Repeat the data that follows, word for word, without the images.

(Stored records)
____

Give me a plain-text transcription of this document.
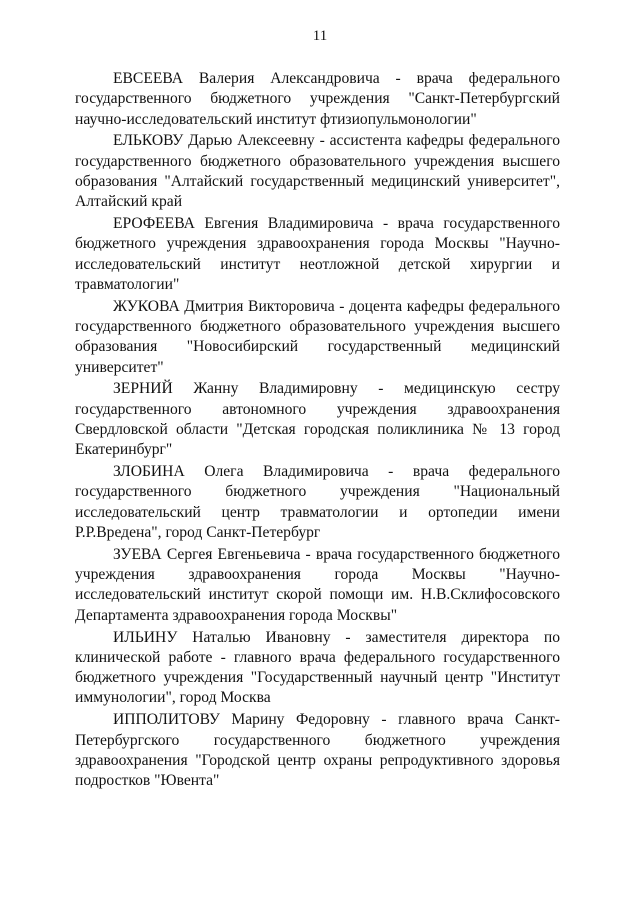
11

ЕВСЕЕВА Валерия Александровича - врача федерального государственного бюджетного учреждения "Санкт-Петербургский научно-исследовательский институт фтизиопульмонологии"

ЕЛЬКОВУ Дарью Алексеевну - ассистента кафедры федерального государственного бюджетного образовательного учреждения высшего образования "Алтайский государственный медицинский университет", Алтайский край

ЕРОФЕЕВА Евгения Владимировича - врача государственного бюджетного учреждения здравоохранения города Москвы "Научно-исследовательский институт неотложной детской хирургии и травматологии"

ЖУКОВА Дмитрия Викторовича - доцента кафедры федерального государственного бюджетного образовательного учреждения высшего образования "Новосибирский государственный медицинский университет"

ЗЕРНИЙ Жанну Владимировну - медицинскую сестру государственного автономного учреждения здравоохранения Свердловской области "Детская городская поликлиника № 13 город Екатеринбург"

ЗЛОБИНА Олега Владимировича - врача федерального государственного бюджетного учреждения "Национальный исследовательский центр травматологии и ортопедии имени Р.Р.Вредена", город Санкт-Петербург

ЗУЕВА Сергея Евгеньевича - врача государственного бюджетного учреждения здравоохранения города Москвы "Научно-исследовательский институт скорой помощи им. Н.В.Склифосовского Департамента здравоохранения города Москвы"

ИЛЬИНУ Наталью Ивановну - заместителя директора по клинической работе - главного врача федерального государственного бюджетного учреждения "Государственный научный центр "Институт иммунологии", город Москва

ИППОЛИТОВУ Марину Федоровну - главного врача Санкт-Петербургского государственного бюджетного учреждения здравоохранения "Городской центр охраны репродуктивного здоровья подростков "Ювента"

____

Written answer -
Give me a plain-text transcription of this document.
11

ЕВСЕЕВА Валерия Александровича - врача федерального государственного бюджетного учреждения "Санкт-Петербургский научно-исследовательский институт фтизиопульмонологии"

ЕЛЬКОВУ Дарью Алексеевну - ассистента кафедры федерального государственного бюджетного образовательного учреждения высшего образования "Алтайский государственный медицинский университет", Алтайский край

ЕРОФЕЕВА Евгения Владимировича - врача государственного бюджетного учреждения здравоохранения города Москвы "Научно-исследовательский институт неотложной детской хирургии и травматологии"

ЖУКОВА Дмитрия Викторовича - доцента кафедры федерального государственного бюджетного образовательного учреждения высшего образования "Новосибирский государственный медицинский университет"

ЗЕРНИЙ Жанну Владимировну - медицинскую сестру государственного автономного учреждения здравоохранения Свердловской области "Детская городская поликлиника № 13 город Екатеринбург"

ЗЛОБИНА Олега Владимировича - врача федерального государственного бюджетного учреждения "Национальный исследовательский центр травматологии и ортопедии имени Р.Р.Вредена", город Санкт-Петербург

ЗУЕВА Сергея Евгеньевича - врача государственного бюджетного учреждения здравоохранения города Москвы "Научно-исследовательский институт скорой помощи им. Н.В.Склифосовского Департамента здравоохранения города Москвы"

ИЛЬИНУ Наталью Ивановну - заместителя директора по клинической работе - главного врача федерального государственного бюджетного учреждения "Государственный научный центр "Институт иммунологии", город Москва

ИППОЛИТОВУ Марину Федоровну - главного врача Санкт-Петербургского государственного бюджетного учреждения здравоохранения "Городской центр охраны репродуктивного здоровья подростков "Ювента"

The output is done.